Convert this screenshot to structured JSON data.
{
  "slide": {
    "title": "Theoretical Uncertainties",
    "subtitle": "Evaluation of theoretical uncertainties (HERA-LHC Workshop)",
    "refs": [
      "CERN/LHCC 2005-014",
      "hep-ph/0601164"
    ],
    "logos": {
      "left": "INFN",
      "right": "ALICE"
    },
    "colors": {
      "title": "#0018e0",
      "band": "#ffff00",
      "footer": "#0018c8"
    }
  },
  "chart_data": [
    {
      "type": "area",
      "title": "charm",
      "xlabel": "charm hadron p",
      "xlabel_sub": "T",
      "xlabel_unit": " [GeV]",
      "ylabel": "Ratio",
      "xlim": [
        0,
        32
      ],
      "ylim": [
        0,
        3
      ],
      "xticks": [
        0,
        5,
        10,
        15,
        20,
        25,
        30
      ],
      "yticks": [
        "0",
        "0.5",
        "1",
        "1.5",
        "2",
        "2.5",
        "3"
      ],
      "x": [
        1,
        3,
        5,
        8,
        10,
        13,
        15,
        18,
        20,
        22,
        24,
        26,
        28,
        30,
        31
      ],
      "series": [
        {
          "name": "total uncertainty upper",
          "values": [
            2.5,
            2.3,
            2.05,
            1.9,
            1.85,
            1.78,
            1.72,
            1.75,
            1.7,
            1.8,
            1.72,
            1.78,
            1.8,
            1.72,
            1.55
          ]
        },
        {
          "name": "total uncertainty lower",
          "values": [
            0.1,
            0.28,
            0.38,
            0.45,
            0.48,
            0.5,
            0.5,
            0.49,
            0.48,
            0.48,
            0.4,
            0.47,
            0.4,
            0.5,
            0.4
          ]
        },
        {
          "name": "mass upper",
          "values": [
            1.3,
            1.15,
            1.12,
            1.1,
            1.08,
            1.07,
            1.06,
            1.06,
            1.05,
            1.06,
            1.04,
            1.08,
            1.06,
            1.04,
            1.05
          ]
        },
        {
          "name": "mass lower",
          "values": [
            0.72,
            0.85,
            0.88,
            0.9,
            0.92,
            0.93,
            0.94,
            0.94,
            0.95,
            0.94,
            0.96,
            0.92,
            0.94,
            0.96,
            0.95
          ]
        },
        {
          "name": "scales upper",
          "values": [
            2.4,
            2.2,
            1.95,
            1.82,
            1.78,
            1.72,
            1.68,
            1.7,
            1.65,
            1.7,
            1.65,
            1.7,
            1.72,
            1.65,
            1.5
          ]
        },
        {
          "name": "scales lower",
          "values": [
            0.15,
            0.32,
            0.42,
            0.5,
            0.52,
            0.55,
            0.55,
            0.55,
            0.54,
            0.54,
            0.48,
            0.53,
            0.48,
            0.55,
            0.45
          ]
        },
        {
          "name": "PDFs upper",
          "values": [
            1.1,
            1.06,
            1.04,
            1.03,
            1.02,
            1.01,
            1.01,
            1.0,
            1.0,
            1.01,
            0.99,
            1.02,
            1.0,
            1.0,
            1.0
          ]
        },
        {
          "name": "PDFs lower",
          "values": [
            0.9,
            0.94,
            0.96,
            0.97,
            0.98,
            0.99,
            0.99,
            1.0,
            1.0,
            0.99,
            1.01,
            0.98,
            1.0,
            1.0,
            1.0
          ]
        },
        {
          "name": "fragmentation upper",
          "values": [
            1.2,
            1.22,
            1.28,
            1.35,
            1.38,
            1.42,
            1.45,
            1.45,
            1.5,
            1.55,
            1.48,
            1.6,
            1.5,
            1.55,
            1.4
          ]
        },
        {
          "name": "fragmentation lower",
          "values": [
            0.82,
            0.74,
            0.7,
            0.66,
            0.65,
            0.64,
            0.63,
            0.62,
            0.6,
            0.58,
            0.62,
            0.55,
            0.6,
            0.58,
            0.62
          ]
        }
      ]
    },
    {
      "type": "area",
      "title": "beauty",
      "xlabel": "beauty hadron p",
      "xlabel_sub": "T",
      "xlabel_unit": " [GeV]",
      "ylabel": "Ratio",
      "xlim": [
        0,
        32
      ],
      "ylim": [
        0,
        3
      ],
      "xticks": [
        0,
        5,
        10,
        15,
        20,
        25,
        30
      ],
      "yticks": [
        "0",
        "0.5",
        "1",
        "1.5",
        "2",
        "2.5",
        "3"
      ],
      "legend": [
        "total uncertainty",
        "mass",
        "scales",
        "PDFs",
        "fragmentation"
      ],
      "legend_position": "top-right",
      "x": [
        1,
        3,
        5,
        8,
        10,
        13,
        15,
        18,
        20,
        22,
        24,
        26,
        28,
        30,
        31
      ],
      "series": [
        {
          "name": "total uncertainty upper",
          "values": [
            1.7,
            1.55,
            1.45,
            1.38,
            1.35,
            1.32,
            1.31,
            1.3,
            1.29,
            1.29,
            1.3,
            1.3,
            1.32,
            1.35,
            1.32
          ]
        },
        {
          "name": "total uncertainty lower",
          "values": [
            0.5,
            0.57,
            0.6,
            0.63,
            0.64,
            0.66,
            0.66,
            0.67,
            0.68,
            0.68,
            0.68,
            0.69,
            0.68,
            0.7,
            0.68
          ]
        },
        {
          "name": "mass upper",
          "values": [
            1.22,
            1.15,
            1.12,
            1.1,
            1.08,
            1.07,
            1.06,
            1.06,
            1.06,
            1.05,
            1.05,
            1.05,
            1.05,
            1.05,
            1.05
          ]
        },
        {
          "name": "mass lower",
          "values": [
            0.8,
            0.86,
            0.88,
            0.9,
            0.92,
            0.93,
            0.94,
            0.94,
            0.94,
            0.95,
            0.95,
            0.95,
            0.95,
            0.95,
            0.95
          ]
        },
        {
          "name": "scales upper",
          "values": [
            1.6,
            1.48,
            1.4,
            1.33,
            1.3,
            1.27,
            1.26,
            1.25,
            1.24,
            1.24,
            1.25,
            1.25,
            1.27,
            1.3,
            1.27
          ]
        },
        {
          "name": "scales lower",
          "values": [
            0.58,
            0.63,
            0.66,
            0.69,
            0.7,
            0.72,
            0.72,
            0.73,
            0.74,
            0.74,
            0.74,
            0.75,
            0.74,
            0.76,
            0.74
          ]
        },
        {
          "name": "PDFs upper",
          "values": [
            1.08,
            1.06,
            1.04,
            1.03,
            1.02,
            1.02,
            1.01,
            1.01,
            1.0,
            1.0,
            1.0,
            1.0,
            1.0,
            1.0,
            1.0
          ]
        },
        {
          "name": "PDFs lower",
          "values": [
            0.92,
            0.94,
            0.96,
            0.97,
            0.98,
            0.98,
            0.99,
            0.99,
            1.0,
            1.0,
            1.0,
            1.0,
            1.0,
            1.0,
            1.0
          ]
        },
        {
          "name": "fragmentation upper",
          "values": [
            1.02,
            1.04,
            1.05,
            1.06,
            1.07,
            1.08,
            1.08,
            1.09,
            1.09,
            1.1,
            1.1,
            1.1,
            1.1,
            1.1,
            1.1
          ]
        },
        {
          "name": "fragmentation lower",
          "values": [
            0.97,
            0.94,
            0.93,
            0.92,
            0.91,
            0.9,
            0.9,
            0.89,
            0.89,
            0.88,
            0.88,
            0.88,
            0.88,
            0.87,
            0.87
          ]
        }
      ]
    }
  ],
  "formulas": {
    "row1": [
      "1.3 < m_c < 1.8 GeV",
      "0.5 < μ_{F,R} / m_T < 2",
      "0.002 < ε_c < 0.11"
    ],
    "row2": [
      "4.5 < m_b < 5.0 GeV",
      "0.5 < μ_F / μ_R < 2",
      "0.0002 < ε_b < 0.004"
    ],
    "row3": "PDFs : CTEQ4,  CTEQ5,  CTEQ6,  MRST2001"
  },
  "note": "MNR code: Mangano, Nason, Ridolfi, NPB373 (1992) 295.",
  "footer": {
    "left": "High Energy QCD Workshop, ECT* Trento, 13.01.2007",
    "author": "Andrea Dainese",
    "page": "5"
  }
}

— EXERCISE GOAL —
Reply with nothing but the number of lines in the data above that contain "left".

— SOLVED PROBLEM —
2